__Prompt__.
Only the pictures are to be left out; set down the rest of the records exactly.

__Excerpted data__.

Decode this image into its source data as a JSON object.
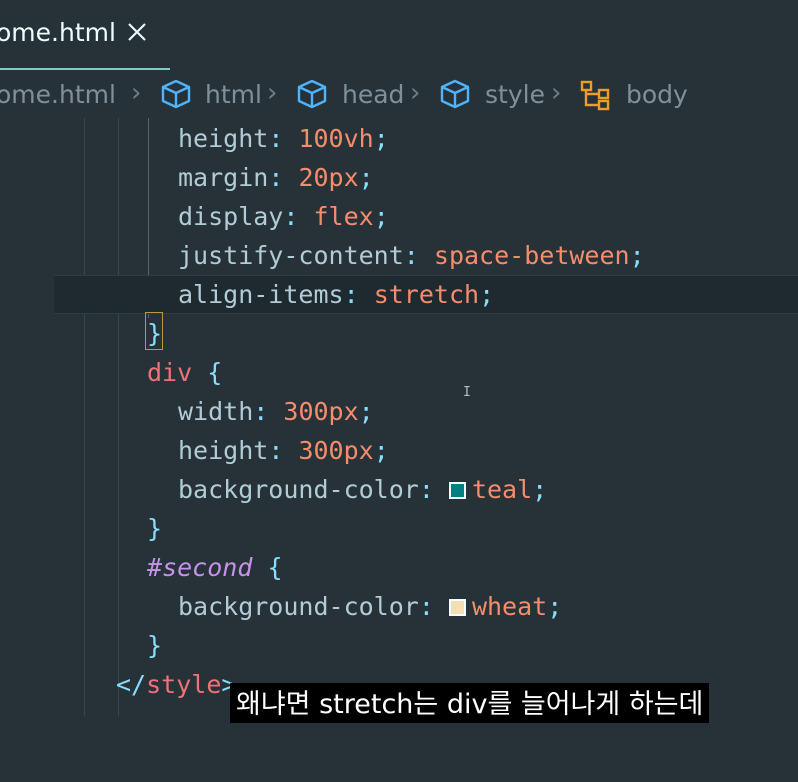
{
  "tab": {
    "title": "ome.html",
    "close_icon": "close-icon"
  },
  "breadcrumb": {
    "items": [
      {
        "label": "ome.html",
        "icon": ""
      },
      {
        "label": "html",
        "icon": "cube-icon"
      },
      {
        "label": "head",
        "icon": "cube-icon"
      },
      {
        "label": "style",
        "icon": "cube-icon"
      },
      {
        "label": "body",
        "icon": "symbol-structure-icon"
      }
    ],
    "separator": "›"
  },
  "code": {
    "l1": {
      "prop": "height",
      "colon": ":",
      "num": "100",
      "unit": "vh",
      "semi": ";"
    },
    "l2": {
      "prop": "margin",
      "colon": ":",
      "num": "20",
      "unit": "px",
      "semi": ";"
    },
    "l3": {
      "prop": "display",
      "colon": ":",
      "val": "flex",
      "semi": ";"
    },
    "l4": {
      "prop": "justify-content",
      "colon": ":",
      "val": "space-between",
      "semi": ";"
    },
    "l5": {
      "prop": "align-items",
      "colon": ":",
      "val": "stretch",
      "semi": ";"
    },
    "l6": {
      "brace": "}"
    },
    "l7": {
      "selector": "div",
      "brace": "{"
    },
    "l8": {
      "prop": "width",
      "colon": ":",
      "num": "300",
      "unit": "px",
      "semi": ";"
    },
    "l9": {
      "prop": "height",
      "colon": ":",
      "num": "300",
      "unit": "px",
      "semi": ";"
    },
    "l10": {
      "prop": "background-color",
      "colon": ":",
      "val": "teal",
      "semi": ";",
      "swatch": "#008080"
    },
    "l11": {
      "brace": "}"
    },
    "l12": {
      "hash": "#",
      "id": "second",
      "brace": "{"
    },
    "l13": {
      "prop": "background-color",
      "colon": ":",
      "val": "wheat",
      "semi": ";",
      "swatch": "#f5deb3"
    },
    "l14": {
      "brace": "}"
    },
    "l15": {
      "open": "</",
      "tag": "style",
      "close": ">"
    }
  },
  "subtitle": {
    "text": "왜냐면 stretch는 div를 늘어나게 하는데"
  },
  "colors": {
    "accent": "#80cbc4",
    "background": "#263238",
    "number": "#f78c6c",
    "property": "#b2ccd6",
    "selector": "#f07178",
    "id": "#c792ea"
  }
}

__Response to this exercise__.
Decode this image into its source data as a JSON object.
{
  "tab": {
    "title": "ome.html",
    "close_icon": "close-icon"
  },
  "breadcrumb": {
    "items": [
      {
        "label": "ome.html",
        "icon": ""
      },
      {
        "label": "html",
        "icon": "cube-icon"
      },
      {
        "label": "head",
        "icon": "cube-icon"
      },
      {
        "label": "style",
        "icon": "cube-icon"
      },
      {
        "label": "body",
        "icon": "symbol-structure-icon"
      }
    ],
    "separator": "›"
  },
  "code": {
    "l1": {
      "prop": "height",
      "colon": ":",
      "num": "100",
      "unit": "vh",
      "semi": ";"
    },
    "l2": {
      "prop": "margin",
      "colon": ":",
      "num": "20",
      "unit": "px",
      "semi": ";"
    },
    "l3": {
      "prop": "display",
      "colon": ":",
      "val": "flex",
      "semi": ";"
    },
    "l4": {
      "prop": "justify-content",
      "colon": ":",
      "val": "space-between",
      "semi": ";"
    },
    "l5": {
      "prop": "align-items",
      "colon": ":",
      "val": "stretch",
      "semi": ";"
    },
    "l6": {
      "brace": "}"
    },
    "l7": {
      "selector": "div",
      "brace": "{"
    },
    "l8": {
      "prop": "width",
      "colon": ":",
      "num": "300",
      "unit": "px",
      "semi": ";"
    },
    "l9": {
      "prop": "height",
      "colon": ":",
      "num": "300",
      "unit": "px",
      "semi": ";"
    },
    "l10": {
      "prop": "background-color",
      "colon": ":",
      "val": "teal",
      "semi": ";",
      "swatch": "#008080"
    },
    "l11": {
      "brace": "}"
    },
    "l12": {
      "hash": "#",
      "id": "second",
      "brace": "{"
    },
    "l13": {
      "prop": "background-color",
      "colon": ":",
      "val": "wheat",
      "semi": ";",
      "swatch": "#f5deb3"
    },
    "l14": {
      "brace": "}"
    },
    "l15": {
      "open": "</",
      "tag": "style",
      "close": ">"
    }
  },
  "subtitle": {
    "text": "왜냐면 stretch는 div를 늘어나게 하는데"
  },
  "colors": {
    "accent": "#80cbc4",
    "background": "#263238",
    "number": "#f78c6c",
    "property": "#b2ccd6",
    "selector": "#f07178",
    "id": "#c792ea"
  }
}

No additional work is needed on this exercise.